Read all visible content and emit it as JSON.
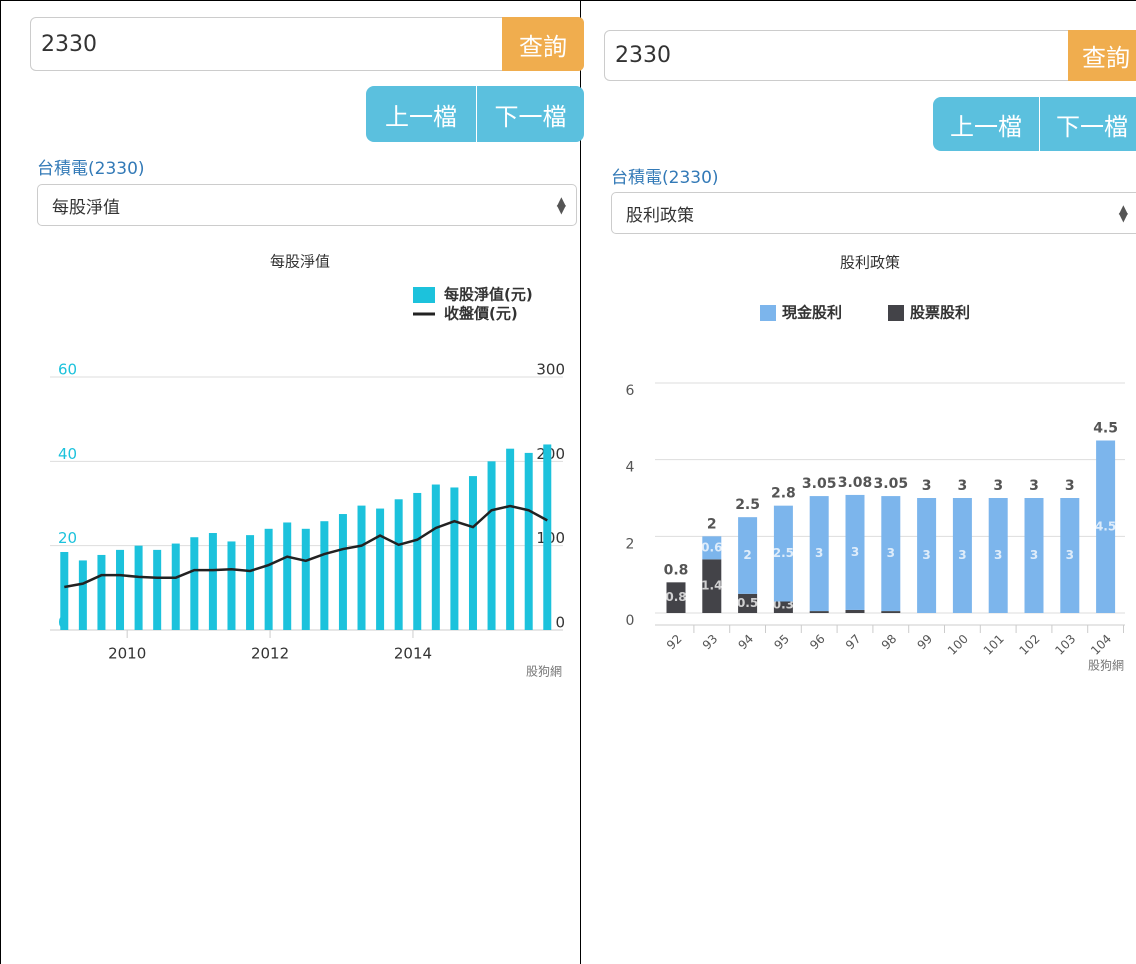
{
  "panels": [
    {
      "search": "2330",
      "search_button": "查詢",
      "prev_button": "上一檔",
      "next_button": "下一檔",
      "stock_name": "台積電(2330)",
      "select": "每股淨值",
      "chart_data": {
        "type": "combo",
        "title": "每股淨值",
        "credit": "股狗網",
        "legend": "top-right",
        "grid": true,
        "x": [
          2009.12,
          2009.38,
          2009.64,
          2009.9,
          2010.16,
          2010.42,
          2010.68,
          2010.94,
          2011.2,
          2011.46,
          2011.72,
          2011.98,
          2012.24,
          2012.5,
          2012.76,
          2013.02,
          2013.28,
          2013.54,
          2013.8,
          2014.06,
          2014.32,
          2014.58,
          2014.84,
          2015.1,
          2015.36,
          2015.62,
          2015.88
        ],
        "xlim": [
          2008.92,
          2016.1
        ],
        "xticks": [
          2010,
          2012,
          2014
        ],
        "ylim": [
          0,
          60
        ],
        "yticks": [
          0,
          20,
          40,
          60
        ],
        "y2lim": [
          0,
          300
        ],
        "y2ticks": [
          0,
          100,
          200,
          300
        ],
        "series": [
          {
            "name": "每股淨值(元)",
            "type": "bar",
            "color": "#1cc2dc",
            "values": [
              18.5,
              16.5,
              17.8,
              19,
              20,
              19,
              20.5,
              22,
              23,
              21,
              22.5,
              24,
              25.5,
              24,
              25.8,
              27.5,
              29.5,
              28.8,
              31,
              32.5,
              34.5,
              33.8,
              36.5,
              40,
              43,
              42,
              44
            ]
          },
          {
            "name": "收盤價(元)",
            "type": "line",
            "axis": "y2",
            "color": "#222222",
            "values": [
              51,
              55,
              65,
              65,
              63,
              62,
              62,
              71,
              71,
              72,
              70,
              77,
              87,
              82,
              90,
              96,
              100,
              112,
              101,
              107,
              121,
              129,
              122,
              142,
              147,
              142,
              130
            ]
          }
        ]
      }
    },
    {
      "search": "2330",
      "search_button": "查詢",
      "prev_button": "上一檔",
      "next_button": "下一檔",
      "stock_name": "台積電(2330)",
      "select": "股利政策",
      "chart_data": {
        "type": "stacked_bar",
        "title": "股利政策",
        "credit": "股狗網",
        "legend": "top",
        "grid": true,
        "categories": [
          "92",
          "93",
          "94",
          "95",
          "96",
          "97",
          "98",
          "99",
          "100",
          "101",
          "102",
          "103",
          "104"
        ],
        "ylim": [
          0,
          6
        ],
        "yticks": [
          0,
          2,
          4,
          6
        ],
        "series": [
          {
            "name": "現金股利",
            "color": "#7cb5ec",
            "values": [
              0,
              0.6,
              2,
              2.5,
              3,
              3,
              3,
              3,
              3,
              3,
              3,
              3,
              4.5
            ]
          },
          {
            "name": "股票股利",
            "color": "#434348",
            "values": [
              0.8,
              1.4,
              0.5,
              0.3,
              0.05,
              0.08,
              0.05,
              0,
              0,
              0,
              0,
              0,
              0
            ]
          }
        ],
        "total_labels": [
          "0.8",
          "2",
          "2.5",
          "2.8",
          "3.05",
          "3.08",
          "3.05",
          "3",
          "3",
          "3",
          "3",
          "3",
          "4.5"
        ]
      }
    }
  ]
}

※

TASK TO COMPLETE: Your job is to transcribe the entries above exactly; skip the pictures.

FINAL RESULT:
Read all visible content and emit it as JSON.
{
  "panels": [
    {
      "search": "2330",
      "search_button": "查詢",
      "prev_button": "上一檔",
      "next_button": "下一檔",
      "stock_name": "台積電(2330)",
      "select": "每股淨值",
      "chart_data": {
        "type": "combo",
        "title": "每股淨值",
        "credit": "股狗網",
        "legend": "top-right",
        "grid": true,
        "x": [
          2009.12,
          2009.38,
          2009.64,
          2009.9,
          2010.16,
          2010.42,
          2010.68,
          2010.94,
          2011.2,
          2011.46,
          2011.72,
          2011.98,
          2012.24,
          2012.5,
          2012.76,
          2013.02,
          2013.28,
          2013.54,
          2013.8,
          2014.06,
          2014.32,
          2014.58,
          2014.84,
          2015.1,
          2015.36,
          2015.62,
          2015.88
        ],
        "xlim": [
          2008.92,
          2016.1
        ],
        "xticks": [
          2010,
          2012,
          2014
        ],
        "ylim": [
          0,
          60
        ],
        "yticks": [
          0,
          20,
          40,
          60
        ],
        "y2lim": [
          0,
          300
        ],
        "y2ticks": [
          0,
          100,
          200,
          300
        ],
        "series": [
          {
            "name": "每股淨值(元)",
            "type": "bar",
            "color": "#1cc2dc",
            "values": [
              18.5,
              16.5,
              17.8,
              19,
              20,
              19,
              20.5,
              22,
              23,
              21,
              22.5,
              24,
              25.5,
              24,
              25.8,
              27.5,
              29.5,
              28.8,
              31,
              32.5,
              34.5,
              33.8,
              36.5,
              40,
              43,
              42,
              44
            ]
          },
          {
            "name": "收盤價(元)",
            "type": "line",
            "axis": "y2",
            "color": "#222222",
            "values": [
              51,
              55,
              65,
              65,
              63,
              62,
              62,
              71,
              71,
              72,
              70,
              77,
              87,
              82,
              90,
              96,
              100,
              112,
              101,
              107,
              121,
              129,
              122,
              142,
              147,
              142,
              130
            ]
          }
        ]
      }
    },
    {
      "search": "2330",
      "search_button": "查詢",
      "prev_button": "上一檔",
      "next_button": "下一檔",
      "stock_name": "台積電(2330)",
      "select": "股利政策",
      "chart_data": {
        "type": "stacked_bar",
        "title": "股利政策",
        "credit": "股狗網",
        "legend": "top",
        "grid": true,
        "categories": [
          "92",
          "93",
          "94",
          "95",
          "96",
          "97",
          "98",
          "99",
          "100",
          "101",
          "102",
          "103",
          "104"
        ],
        "ylim": [
          0,
          6
        ],
        "yticks": [
          0,
          2,
          4,
          6
        ],
        "series": [
          {
            "name": "現金股利",
            "color": "#7cb5ec",
            "values": [
              0,
              0.6,
              2,
              2.5,
              3,
              3,
              3,
              3,
              3,
              3,
              3,
              3,
              4.5
            ]
          },
          {
            "name": "股票股利",
            "color": "#434348",
            "values": [
              0.8,
              1.4,
              0.5,
              0.3,
              0.05,
              0.08,
              0.05,
              0,
              0,
              0,
              0,
              0,
              0
            ]
          }
        ],
        "total_labels": [
          "0.8",
          "2",
          "2.5",
          "2.8",
          "3.05",
          "3.08",
          "3.05",
          "3",
          "3",
          "3",
          "3",
          "3",
          "4.5"
        ]
      }
    }
  ]
}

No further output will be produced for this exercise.